> Instruction
Write out every single entry exactly.

Data items
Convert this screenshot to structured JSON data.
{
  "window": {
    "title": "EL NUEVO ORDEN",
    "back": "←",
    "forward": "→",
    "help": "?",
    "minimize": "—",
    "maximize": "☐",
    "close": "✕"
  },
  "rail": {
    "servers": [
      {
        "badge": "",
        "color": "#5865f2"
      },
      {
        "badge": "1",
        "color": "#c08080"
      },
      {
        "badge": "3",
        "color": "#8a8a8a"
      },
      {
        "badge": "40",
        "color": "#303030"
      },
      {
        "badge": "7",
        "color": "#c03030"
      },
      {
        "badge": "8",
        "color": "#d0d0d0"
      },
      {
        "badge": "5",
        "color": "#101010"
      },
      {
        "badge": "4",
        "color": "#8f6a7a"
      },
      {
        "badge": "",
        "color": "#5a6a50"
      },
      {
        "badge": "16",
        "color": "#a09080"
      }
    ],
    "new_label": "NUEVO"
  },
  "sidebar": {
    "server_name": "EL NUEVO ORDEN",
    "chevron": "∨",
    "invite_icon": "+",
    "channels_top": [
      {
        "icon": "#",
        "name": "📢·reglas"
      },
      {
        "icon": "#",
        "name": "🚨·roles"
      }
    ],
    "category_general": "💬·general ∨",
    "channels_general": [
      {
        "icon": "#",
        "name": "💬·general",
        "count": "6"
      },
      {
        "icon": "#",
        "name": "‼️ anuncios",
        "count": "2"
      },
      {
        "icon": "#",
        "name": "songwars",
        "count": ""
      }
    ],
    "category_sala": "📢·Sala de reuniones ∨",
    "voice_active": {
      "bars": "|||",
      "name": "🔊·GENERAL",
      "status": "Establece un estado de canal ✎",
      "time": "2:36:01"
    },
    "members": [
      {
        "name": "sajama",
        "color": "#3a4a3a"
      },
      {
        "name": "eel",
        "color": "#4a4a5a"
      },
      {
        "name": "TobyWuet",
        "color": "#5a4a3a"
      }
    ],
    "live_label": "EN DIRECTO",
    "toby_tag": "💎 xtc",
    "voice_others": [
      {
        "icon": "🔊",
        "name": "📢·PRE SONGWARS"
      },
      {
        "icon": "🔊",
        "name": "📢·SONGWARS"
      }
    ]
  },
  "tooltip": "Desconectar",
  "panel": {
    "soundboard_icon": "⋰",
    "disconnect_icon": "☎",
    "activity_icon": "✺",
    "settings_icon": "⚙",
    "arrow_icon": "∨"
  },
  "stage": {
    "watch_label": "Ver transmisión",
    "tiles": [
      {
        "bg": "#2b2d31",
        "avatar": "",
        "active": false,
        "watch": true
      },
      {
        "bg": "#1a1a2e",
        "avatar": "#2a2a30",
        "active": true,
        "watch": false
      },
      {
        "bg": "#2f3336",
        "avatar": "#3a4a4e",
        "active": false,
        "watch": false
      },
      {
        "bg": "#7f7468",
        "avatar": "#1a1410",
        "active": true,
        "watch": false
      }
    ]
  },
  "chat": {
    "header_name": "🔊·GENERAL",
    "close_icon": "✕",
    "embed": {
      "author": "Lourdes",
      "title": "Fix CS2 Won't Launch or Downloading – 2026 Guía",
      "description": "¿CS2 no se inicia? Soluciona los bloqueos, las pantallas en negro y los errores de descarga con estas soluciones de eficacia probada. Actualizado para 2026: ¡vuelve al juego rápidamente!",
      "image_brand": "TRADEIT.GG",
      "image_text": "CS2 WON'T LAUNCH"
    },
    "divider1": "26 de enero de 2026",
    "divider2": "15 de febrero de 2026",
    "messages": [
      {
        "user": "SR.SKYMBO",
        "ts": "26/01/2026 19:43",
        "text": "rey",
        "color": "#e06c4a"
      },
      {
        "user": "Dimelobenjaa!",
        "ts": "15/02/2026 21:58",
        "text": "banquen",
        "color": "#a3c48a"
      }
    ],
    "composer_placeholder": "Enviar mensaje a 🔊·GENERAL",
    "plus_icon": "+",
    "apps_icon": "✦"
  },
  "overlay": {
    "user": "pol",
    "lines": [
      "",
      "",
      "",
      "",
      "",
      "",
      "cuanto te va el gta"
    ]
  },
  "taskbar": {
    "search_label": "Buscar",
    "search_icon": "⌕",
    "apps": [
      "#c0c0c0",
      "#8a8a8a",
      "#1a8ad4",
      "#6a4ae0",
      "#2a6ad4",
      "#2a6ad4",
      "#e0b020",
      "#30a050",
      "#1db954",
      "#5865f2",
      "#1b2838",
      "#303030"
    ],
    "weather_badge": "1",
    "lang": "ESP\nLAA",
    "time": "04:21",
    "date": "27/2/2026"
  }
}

> Solution to this task
Convert this screenshot to structured JSON data.
{
  "window": {
    "title": "EL NUEVO ORDEN",
    "back": "←",
    "forward": "→",
    "help": "?",
    "minimize": "—",
    "maximize": "☐",
    "close": "✕"
  },
  "rail": {
    "servers": [
      {
        "badge": "",
        "color": "#5865f2"
      },
      {
        "badge": "1",
        "color": "#c08080"
      },
      {
        "badge": "3",
        "color": "#8a8a8a"
      },
      {
        "badge": "40",
        "color": "#303030"
      },
      {
        "badge": "7",
        "color": "#c03030"
      },
      {
        "badge": "8",
        "color": "#d0d0d0"
      },
      {
        "badge": "5",
        "color": "#101010"
      },
      {
        "badge": "4",
        "color": "#8f6a7a"
      },
      {
        "badge": "",
        "color": "#5a6a50"
      },
      {
        "badge": "16",
        "color": "#a09080"
      }
    ],
    "new_label": "NUEVO"
  },
  "sidebar": {
    "server_name": "EL NUEVO ORDEN",
    "chevron": "∨",
    "invite_icon": "+",
    "channels_top": [
      {
        "icon": "#",
        "name": "📢·reglas"
      },
      {
        "icon": "#",
        "name": "🚨·roles"
      }
    ],
    "category_general": "💬·general ∨",
    "channels_general": [
      {
        "icon": "#",
        "name": "💬·general",
        "count": "6"
      },
      {
        "icon": "#",
        "name": "‼️ anuncios",
        "count": "2"
      },
      {
        "icon": "#",
        "name": "songwars",
        "count": ""
      }
    ],
    "category_sala": "📢·Sala de reuniones ∨",
    "voice_active": {
      "bars": "|||",
      "name": "🔊·GENERAL",
      "status": "Establece un estado de canal ✎",
      "time": "2:36:01"
    },
    "members": [
      {
        "name": "sajama",
        "color": "#3a4a3a"
      },
      {
        "name": "eel",
        "color": "#4a4a5a"
      },
      {
        "name": "TobyWuet",
        "color": "#5a4a3a"
      }
    ],
    "live_label": "EN DIRECTO",
    "toby_tag": "💎 xtc",
    "voice_others": [
      {
        "icon": "🔊",
        "name": "📢·PRE SONGWARS"
      },
      {
        "icon": "🔊",
        "name": "📢·SONGWARS"
      }
    ]
  },
  "tooltip": "Desconectar",
  "panel": {
    "soundboard_icon": "⋰",
    "disconnect_icon": "☎",
    "activity_icon": "✺",
    "settings_icon": "⚙",
    "arrow_icon": "∨"
  },
  "stage": {
    "watch_label": "Ver transmisión",
    "tiles": [
      {
        "bg": "#2b2d31",
        "avatar": "",
        "active": false,
        "watch": true
      },
      {
        "bg": "#1a1a2e",
        "avatar": "#2a2a30",
        "active": true,
        "watch": false
      },
      {
        "bg": "#2f3336",
        "avatar": "#3a4a4e",
        "active": false,
        "watch": false
      },
      {
        "bg": "#7f7468",
        "avatar": "#1a1410",
        "active": true,
        "watch": false
      }
    ]
  },
  "chat": {
    "header_name": "🔊·GENERAL",
    "close_icon": "✕",
    "embed": {
      "author": "Lourdes",
      "title": "Fix CS2 Won't Launch or Downloading – 2026 Guía",
      "description": "¿CS2 no se inicia? Soluciona los bloqueos, las pantallas en negro y los errores de descarga con estas soluciones de eficacia probada. Actualizado para 2026: ¡vuelve al juego rápidamente!",
      "image_brand": "TRADEIT.GG",
      "image_text": "CS2 WON'T LAUNCH"
    },
    "divider1": "26 de enero de 2026",
    "divider2": "15 de febrero de 2026",
    "messages": [
      {
        "user": "SR.SKYMBO",
        "ts": "26/01/2026 19:43",
        "text": "rey",
        "color": "#e06c4a"
      },
      {
        "user": "Dimelobenjaa!",
        "ts": "15/02/2026 21:58",
        "text": "banquen",
        "color": "#a3c48a"
      }
    ],
    "composer_placeholder": "Enviar mensaje a 🔊·GENERAL",
    "plus_icon": "+",
    "apps_icon": "✦"
  },
  "overlay": {
    "user": "pol",
    "lines": [
      "",
      "",
      "",
      "",
      "",
      "",
      "cuanto te va el gta"
    ]
  },
  "taskbar": {
    "search_label": "Buscar",
    "search_icon": "⌕",
    "apps": [
      "#c0c0c0",
      "#8a8a8a",
      "#1a8ad4",
      "#6a4ae0",
      "#2a6ad4",
      "#2a6ad4",
      "#e0b020",
      "#30a050",
      "#1db954",
      "#5865f2",
      "#1b2838",
      "#303030"
    ],
    "weather_badge": "1",
    "lang": "ESP\nLAA",
    "time": "04:21",
    "date": "27/2/2026"
  }
}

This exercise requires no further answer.